■ WHAT NEEDS TO BE DONE:
Could every line of the data be printed exactly as it reads?

─── MATERIAL FOR THIS TASK ───

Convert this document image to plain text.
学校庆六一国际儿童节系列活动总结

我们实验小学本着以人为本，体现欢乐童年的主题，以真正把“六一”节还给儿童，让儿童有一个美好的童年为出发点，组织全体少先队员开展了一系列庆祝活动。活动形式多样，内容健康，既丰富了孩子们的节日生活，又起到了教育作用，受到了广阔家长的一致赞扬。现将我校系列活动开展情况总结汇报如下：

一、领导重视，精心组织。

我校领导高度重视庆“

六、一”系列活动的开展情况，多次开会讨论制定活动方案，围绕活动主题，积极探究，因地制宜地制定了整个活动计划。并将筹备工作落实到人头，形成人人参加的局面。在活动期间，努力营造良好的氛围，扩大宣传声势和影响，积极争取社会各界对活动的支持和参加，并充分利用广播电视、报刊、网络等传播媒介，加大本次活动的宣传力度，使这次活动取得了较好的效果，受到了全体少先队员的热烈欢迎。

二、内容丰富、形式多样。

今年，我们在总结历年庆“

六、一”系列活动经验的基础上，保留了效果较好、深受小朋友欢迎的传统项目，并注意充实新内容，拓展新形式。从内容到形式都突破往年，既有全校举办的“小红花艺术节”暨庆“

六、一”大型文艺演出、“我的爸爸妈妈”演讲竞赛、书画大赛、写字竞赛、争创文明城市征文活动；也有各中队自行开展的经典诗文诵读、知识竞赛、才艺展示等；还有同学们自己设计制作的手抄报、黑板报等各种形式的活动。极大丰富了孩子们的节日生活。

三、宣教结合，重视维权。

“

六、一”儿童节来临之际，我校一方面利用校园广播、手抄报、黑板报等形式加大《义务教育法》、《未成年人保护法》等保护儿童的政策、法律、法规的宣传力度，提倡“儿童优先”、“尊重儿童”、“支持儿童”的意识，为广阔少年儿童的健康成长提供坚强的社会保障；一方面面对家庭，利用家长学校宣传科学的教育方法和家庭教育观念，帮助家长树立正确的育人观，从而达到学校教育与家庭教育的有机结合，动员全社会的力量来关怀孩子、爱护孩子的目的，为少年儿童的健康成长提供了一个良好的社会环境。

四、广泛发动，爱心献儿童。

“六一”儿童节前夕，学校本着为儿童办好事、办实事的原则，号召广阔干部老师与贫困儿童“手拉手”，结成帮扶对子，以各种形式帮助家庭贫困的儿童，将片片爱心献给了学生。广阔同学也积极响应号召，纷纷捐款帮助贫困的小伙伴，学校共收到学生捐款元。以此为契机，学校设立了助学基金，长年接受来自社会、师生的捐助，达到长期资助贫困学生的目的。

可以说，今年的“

───

■ COMPLETE RESPONSE:
Convert this document image to plain text.
学校庆六一国际儿童节系列活动总结

我们实验小学本着以人为本，体现欢乐童年的主题，以真正把“六一”节还给儿童，让儿童有一个美好的童年为出发点，组织全体少先队员开展了一系列庆祝活动。活动形式多样，内容健康，既丰富了孩子们的节日生活，又起到了教育作用，受到了广阔家长的一致赞扬。现将我校系列活动开展情况总结汇报如下：

一、领导重视，精心组织。

我校领导高度重视庆“

六、一”系列活动的开展情况，多次开会讨论制定活动方案，围绕活动主题，积极探究，因地制宜地制定了整个活动计划。并将筹备工作落实到人头，形成人人参加的局面。在活动期间，努力营造良好的氛围，扩大宣传声势和影响，积极争取社会各界对活动的支持和参加，并充分利用广播电视、报刊、网络等传播媒介，加大本次活动的宣传力度，使这次活动取得了较好的效果，受到了全体少先队员的热烈欢迎。

二、内容丰富、形式多样。

今年，我们在总结历年庆“

六、一”系列活动经验的基础上，保留了效果较好、深受小朋友欢迎的传统项目，并注意充实新内容，拓展新形式。从内容到形式都突破往年，既有全校举办的“小红花艺术节”暨庆“

六、一”大型文艺演出、“我的爸爸妈妈”演讲竞赛、书画大赛、写字竞赛、争创文明城市征文活动；也有各中队自行开展的经典诗文诵读、知识竞赛、才艺展示等；还有同学们自己设计制作的手抄报、黑板报等各种形式的活动。极大丰富了孩子们的节日生活。

三、宣教结合，重视维权。

“

六、一”儿童节来临之际，我校一方面利用校园广播、手抄报、黑板报等形式加大《义务教育法》、《未成年人保护法》等保护儿童的政策、法律、法规的宣传力度，提倡“儿童优先”、“尊重儿童”、“支持儿童”的意识，为广阔少年儿童的健康成长提供坚强的社会保障；一方面面对家庭，利用家长学校宣传科学的教育方法和家庭教育观念，帮助家长树立正确的育人观，从而达到学校教育与家庭教育的有机结合，动员全社会的力量来关怀孩子、爱护孩子的目的，为少年儿童的健康成长提供了一个良好的社会环境。

四、广泛发动，爱心献儿童。

“六一”儿童节前夕，学校本着为儿童办好事、办实事的原则，号召广阔干部老师与贫困儿童“手拉手”，结成帮扶对子，以各种形式帮助家庭贫困的儿童，将片片爱心献给了学生。广阔同学也积极响应号召，纷纷捐款帮助贫困的小伙伴，学校共收到学生捐款元。以此为契机，学校设立了助学基金，长年接受来自社会、师生的捐助，达到长期资助贫困学生的目的。

可以说，今年的“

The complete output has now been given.